_Problem details_. Lines that contain the string "spread" are to be copied; leave out all others.

====== Provided material ======

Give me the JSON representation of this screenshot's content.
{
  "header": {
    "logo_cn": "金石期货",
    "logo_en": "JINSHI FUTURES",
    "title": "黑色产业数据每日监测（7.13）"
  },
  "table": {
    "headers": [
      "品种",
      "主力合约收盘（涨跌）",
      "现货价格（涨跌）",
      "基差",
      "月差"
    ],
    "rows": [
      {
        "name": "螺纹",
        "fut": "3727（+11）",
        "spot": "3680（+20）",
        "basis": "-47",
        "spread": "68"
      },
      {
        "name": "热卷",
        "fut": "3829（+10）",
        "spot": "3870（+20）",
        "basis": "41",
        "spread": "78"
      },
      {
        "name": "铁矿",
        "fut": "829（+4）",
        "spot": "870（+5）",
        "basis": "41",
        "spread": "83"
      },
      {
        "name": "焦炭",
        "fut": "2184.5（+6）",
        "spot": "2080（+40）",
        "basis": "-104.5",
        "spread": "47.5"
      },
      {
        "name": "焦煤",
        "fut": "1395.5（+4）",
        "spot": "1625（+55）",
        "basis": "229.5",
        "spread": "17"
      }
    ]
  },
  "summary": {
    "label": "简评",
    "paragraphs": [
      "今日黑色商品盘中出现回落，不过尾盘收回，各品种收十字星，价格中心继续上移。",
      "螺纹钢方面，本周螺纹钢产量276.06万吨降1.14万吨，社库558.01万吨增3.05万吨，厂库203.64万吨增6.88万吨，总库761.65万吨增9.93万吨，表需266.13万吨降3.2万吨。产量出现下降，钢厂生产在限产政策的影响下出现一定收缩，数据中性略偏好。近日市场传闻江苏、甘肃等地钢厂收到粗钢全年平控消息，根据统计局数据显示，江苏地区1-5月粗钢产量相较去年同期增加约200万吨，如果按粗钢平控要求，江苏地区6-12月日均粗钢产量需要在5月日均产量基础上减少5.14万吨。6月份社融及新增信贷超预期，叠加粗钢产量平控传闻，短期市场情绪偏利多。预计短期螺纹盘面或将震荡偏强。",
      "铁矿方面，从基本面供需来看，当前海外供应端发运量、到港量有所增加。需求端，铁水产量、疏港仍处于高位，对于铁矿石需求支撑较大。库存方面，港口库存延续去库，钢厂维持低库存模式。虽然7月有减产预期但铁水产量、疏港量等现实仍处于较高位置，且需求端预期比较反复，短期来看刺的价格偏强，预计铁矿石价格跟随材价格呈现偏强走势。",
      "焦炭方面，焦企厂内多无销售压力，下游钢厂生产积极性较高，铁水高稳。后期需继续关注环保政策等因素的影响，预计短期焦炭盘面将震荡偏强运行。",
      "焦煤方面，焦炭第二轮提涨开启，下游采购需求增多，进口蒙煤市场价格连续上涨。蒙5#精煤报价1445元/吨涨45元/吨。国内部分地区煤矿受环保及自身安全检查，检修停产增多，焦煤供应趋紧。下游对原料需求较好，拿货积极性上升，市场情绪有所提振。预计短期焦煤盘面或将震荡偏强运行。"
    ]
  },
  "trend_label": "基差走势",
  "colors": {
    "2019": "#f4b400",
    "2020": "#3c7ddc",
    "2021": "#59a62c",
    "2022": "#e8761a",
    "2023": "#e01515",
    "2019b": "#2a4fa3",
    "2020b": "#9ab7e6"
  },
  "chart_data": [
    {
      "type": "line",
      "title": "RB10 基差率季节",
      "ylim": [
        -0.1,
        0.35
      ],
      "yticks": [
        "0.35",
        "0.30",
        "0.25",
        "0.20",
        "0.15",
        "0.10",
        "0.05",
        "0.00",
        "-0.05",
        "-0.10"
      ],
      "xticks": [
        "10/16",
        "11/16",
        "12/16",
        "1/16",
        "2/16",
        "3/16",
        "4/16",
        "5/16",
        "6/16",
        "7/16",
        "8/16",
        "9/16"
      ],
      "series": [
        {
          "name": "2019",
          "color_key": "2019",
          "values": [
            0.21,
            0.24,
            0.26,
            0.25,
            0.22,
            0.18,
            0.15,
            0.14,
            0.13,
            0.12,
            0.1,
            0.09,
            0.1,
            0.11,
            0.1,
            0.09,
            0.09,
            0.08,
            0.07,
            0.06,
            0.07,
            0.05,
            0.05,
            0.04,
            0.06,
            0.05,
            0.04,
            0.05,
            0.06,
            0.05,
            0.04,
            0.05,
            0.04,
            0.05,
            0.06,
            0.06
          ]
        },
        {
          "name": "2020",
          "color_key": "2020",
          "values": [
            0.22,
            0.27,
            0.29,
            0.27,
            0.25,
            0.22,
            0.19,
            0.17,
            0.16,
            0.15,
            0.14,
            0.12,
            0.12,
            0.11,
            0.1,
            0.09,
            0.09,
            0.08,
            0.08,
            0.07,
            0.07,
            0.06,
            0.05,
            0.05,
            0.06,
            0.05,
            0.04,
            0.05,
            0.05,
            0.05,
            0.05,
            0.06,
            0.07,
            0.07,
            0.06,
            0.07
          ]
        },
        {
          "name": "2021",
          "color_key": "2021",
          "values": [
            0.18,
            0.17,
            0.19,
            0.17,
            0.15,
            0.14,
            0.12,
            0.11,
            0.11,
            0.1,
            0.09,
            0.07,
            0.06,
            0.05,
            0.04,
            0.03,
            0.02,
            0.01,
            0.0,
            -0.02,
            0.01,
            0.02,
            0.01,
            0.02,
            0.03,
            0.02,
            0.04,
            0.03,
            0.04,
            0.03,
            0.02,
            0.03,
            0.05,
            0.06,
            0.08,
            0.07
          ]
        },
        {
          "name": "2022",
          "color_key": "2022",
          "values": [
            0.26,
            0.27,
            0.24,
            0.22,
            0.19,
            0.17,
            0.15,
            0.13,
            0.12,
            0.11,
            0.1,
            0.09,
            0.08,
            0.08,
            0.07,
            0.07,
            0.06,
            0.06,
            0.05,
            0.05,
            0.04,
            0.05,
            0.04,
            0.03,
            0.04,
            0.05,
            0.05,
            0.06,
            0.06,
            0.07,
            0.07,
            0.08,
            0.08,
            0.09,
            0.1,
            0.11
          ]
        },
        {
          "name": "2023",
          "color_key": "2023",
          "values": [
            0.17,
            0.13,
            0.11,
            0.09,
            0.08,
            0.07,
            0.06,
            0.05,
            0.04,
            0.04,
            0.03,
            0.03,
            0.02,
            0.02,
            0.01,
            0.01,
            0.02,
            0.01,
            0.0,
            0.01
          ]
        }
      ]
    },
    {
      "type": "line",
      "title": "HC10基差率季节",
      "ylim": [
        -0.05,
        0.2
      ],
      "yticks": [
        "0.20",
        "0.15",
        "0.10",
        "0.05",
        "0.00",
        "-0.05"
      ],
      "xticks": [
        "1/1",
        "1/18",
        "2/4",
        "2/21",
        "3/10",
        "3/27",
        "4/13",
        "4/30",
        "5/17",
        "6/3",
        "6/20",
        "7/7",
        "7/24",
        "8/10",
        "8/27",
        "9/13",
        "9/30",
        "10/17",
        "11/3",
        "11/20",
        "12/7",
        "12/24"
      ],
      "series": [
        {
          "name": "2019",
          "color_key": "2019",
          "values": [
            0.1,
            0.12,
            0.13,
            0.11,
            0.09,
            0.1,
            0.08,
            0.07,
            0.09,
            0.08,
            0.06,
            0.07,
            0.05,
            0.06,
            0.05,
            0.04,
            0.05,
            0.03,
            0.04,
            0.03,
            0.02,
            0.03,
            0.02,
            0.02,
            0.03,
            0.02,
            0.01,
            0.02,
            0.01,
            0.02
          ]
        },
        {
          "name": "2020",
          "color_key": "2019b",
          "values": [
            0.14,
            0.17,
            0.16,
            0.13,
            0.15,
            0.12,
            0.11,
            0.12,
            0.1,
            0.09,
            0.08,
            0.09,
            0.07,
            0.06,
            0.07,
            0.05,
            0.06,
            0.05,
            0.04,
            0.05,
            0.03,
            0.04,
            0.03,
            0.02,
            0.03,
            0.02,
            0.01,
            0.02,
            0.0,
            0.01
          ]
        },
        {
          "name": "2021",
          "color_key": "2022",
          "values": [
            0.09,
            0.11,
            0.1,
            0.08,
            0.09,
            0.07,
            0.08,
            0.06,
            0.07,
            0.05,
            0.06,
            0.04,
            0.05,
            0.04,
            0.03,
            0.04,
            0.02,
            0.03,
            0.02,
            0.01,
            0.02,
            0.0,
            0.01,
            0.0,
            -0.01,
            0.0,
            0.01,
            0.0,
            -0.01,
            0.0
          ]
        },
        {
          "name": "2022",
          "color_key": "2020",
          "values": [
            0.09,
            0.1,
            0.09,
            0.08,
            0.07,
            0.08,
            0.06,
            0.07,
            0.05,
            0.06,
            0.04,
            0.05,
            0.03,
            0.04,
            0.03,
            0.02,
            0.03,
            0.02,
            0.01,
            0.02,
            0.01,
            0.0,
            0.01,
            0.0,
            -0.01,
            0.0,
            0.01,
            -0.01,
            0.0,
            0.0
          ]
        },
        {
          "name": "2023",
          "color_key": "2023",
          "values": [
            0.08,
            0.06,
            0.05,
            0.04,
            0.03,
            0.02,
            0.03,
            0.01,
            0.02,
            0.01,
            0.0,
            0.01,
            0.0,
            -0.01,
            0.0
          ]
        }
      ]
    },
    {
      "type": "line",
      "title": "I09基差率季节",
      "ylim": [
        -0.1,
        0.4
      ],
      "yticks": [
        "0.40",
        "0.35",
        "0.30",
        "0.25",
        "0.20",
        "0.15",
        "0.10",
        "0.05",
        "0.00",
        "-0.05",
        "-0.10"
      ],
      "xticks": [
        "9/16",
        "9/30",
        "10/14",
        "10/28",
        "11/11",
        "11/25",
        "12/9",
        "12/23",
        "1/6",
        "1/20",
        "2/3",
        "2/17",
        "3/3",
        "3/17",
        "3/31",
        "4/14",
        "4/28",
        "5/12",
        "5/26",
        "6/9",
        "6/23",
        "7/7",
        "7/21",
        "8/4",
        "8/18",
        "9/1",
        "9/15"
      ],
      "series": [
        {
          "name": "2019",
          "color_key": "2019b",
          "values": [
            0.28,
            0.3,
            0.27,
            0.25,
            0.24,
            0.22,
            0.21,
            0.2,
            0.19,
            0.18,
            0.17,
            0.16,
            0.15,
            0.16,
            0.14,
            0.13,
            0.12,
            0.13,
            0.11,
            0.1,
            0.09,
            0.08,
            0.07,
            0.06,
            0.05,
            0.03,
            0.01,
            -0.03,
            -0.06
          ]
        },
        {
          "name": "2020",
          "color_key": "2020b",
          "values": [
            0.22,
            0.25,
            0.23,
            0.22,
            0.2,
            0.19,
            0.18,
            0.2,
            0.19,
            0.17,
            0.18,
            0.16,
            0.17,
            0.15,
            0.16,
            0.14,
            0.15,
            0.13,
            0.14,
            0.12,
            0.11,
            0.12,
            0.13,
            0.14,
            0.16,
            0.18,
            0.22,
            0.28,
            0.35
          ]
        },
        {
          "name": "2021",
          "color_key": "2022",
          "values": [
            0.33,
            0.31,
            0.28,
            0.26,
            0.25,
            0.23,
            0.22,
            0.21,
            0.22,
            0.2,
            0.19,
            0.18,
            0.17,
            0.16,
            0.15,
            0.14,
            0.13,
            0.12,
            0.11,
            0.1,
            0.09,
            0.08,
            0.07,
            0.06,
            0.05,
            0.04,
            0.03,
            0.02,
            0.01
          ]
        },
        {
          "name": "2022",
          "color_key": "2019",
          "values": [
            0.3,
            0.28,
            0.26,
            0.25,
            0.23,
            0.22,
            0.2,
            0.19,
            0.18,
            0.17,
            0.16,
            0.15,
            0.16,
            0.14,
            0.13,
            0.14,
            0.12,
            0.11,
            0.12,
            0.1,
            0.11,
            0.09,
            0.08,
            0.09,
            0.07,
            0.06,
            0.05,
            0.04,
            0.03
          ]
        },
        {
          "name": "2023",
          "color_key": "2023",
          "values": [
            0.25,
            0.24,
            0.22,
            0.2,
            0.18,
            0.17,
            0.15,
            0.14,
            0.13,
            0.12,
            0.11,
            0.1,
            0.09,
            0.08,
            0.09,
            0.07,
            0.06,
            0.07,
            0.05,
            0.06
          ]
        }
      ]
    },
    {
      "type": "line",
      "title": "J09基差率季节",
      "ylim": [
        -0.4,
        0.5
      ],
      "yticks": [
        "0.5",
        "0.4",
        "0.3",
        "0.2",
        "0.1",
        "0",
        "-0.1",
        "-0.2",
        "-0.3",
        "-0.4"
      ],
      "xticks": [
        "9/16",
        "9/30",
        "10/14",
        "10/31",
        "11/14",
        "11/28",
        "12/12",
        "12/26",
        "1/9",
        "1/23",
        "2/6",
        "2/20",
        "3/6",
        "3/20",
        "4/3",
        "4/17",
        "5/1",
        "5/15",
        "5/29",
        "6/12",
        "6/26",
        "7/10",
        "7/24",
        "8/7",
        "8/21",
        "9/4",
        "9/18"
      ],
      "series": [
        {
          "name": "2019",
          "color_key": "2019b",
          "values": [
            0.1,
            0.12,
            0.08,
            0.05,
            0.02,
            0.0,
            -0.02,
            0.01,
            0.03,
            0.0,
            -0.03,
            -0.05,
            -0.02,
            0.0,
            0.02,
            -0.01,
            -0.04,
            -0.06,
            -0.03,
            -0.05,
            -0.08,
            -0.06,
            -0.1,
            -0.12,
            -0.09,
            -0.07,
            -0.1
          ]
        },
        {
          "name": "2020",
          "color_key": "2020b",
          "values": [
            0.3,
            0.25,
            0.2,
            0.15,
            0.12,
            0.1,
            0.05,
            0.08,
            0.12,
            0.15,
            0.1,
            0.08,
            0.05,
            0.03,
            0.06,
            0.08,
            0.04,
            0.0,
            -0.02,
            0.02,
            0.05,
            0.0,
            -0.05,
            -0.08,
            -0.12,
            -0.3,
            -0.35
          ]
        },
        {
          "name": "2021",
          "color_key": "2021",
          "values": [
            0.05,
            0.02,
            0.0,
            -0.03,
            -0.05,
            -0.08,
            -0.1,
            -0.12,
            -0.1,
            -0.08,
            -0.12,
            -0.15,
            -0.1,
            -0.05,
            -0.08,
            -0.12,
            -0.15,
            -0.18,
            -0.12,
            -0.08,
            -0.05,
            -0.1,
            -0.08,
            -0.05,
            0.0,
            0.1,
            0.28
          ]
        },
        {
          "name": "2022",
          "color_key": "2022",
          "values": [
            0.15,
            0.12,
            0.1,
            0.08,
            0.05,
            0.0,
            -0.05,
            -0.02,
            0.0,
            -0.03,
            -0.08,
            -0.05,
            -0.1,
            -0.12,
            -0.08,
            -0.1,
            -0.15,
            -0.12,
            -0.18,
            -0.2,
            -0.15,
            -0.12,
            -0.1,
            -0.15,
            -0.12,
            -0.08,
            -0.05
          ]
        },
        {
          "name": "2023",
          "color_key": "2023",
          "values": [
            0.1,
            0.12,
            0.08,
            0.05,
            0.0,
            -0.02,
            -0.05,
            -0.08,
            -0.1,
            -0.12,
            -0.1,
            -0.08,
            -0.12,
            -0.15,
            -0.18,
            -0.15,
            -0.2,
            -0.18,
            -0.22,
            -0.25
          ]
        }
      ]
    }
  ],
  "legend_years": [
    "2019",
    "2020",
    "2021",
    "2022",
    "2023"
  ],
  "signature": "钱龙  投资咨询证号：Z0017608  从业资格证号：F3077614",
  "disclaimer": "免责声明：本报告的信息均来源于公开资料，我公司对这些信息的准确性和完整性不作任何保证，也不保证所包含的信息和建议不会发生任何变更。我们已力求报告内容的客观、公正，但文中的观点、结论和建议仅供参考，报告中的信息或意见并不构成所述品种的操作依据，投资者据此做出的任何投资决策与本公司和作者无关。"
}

======

_Written answer_.
        "spread": "68"
        "spread": "78"
        "spread": "83"
        "spread": "47.5"
        "spread": "17"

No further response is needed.